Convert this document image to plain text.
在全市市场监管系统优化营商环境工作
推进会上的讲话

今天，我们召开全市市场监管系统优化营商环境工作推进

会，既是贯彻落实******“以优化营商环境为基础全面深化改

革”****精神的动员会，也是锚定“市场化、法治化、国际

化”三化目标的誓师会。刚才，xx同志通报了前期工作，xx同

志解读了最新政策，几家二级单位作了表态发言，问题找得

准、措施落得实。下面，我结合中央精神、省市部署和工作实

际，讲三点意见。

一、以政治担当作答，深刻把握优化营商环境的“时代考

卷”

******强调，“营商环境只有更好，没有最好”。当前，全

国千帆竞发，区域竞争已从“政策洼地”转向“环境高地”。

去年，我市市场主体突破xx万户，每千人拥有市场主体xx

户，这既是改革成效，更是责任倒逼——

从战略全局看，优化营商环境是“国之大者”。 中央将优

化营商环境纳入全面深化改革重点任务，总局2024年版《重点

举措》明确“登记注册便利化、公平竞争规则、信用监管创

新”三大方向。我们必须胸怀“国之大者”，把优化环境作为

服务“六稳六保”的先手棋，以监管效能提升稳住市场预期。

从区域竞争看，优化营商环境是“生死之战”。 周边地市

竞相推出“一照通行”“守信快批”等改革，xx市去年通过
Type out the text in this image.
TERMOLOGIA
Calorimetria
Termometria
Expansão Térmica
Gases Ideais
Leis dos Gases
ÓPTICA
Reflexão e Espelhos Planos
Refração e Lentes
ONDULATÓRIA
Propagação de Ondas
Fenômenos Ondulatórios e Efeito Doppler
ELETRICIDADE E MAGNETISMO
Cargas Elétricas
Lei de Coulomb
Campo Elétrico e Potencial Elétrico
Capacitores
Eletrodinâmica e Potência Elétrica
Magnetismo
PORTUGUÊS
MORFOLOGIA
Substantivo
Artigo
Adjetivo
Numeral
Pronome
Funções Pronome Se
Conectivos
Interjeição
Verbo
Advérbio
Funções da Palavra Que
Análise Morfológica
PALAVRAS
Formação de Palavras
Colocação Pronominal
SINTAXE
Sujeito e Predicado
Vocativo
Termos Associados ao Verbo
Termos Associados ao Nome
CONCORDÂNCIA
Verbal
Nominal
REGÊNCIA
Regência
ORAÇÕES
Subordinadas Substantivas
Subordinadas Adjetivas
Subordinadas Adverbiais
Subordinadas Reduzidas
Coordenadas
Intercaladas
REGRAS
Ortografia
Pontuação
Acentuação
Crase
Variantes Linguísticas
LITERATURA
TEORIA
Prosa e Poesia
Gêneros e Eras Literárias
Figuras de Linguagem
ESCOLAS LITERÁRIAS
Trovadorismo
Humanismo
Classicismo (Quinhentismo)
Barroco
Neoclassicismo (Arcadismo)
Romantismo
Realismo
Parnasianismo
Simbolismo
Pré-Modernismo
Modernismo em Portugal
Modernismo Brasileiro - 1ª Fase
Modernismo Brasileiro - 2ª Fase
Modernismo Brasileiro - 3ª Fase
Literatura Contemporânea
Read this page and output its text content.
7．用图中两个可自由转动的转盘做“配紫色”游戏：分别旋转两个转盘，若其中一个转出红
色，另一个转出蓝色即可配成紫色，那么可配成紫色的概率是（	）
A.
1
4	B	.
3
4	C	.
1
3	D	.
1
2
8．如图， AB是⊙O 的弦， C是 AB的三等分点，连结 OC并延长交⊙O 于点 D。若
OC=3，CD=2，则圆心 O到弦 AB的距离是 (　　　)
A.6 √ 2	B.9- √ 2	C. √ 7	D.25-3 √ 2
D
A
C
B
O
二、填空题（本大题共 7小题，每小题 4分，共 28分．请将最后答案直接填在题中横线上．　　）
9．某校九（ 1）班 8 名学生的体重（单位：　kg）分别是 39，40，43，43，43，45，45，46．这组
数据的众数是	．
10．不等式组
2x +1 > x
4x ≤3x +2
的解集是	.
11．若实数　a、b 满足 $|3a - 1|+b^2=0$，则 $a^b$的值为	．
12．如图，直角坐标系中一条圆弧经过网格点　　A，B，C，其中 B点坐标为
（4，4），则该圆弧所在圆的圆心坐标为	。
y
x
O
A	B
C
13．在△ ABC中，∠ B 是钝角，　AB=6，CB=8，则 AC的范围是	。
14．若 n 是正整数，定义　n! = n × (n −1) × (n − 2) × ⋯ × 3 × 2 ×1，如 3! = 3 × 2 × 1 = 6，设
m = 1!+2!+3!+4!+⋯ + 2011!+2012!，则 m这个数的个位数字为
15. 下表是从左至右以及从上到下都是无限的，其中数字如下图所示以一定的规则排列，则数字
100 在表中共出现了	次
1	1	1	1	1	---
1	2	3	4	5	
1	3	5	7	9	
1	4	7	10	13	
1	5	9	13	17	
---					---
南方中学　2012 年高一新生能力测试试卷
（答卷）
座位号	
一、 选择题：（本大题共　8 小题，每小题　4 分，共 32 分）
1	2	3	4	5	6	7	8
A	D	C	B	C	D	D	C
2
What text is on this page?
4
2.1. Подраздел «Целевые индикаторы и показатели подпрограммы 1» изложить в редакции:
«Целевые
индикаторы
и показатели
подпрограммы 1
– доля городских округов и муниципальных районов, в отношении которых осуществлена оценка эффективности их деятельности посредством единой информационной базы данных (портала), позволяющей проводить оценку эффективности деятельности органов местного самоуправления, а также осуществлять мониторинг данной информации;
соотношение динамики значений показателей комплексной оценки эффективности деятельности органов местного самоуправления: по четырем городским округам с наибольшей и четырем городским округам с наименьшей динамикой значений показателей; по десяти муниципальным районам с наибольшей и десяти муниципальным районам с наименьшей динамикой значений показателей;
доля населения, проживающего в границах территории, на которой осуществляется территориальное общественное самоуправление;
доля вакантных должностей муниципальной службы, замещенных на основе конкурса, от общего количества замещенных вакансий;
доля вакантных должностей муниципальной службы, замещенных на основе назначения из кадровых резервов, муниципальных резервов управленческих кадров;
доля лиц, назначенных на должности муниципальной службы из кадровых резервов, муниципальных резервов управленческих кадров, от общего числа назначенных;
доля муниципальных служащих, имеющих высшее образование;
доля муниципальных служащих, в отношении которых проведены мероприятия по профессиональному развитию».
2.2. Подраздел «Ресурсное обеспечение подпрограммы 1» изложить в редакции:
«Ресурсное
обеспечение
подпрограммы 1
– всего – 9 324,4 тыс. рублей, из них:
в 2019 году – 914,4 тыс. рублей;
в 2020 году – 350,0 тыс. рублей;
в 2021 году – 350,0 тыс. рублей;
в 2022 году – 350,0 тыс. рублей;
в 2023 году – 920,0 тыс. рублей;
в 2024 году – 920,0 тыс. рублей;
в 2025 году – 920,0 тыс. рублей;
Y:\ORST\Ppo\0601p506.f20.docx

* * *

- **AIM**
Return all lines containing the word "本大题共".

- **WRITTEN RESPONSE**
二、填空题（本大题共 7小题，每小题 4分，共 28分．请将最后答案直接填在题中横线上．　　）
一、 选择题：（本大题共　8 小题，每小题　4 分，共 32 分）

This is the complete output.